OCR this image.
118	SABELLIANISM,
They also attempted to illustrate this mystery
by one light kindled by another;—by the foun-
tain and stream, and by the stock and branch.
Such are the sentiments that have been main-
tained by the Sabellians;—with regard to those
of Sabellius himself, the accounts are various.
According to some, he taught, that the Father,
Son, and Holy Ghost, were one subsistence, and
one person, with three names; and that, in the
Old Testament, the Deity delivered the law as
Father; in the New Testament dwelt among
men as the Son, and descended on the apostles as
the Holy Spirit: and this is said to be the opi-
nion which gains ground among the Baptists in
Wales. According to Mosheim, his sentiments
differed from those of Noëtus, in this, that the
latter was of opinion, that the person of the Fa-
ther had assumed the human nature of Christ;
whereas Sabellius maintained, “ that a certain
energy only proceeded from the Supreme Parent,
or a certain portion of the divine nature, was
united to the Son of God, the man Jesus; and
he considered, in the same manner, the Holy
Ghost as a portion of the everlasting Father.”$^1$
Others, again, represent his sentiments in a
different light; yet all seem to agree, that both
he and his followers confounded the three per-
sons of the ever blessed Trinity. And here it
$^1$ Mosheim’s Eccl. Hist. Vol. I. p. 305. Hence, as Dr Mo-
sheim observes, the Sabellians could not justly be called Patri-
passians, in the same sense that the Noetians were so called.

═══

[Task instructions]
Transcribe every entry exactly, omitting nothing.

[Correct output]
OCR this image.
118	SABELLIANISM,
They also attempted to illustrate this mystery
by one light kindled by another;—by the foun-
tain and stream, and by the stock and branch.
Such are the sentiments that have been main-
tained by the Sabellians;—with regard to those
of Sabellius himself, the accounts are various.
According to some, he taught, that the Father,
Son, and Holy Ghost, were one subsistence, and
one person, with three names; and that, in the
Old Testament, the Deity delivered the law as
Father; in the New Testament dwelt among
men as the Son, and descended on the apostles as
the Holy Spirit: and this is said to be the opi-
nion which gains ground among the Baptists in
Wales. According to Mosheim, his sentiments
differed from those of Noëtus, in this, that the
latter was of opinion, that the person of the Fa-
ther had assumed the human nature of Christ;
whereas Sabellius maintained, “ that a certain
energy only proceeded from the Supreme Parent,
or a certain portion of the divine nature, was
united to the Son of God, the man Jesus; and
he considered, in the same manner, the Holy
Ghost as a portion of the everlasting Father.”$^1$
Others, again, represent his sentiments in a
different light; yet all seem to agree, that both
he and his followers confounded the three per-
sons of the ever blessed Trinity. And here it
$^1$ Mosheim’s Eccl. Hist. Vol. I. p. 305. Hence, as Dr Mo-
sheim observes, the Sabellians could not justly be called Patri-
passians, in the same sense that the Noetians were so called.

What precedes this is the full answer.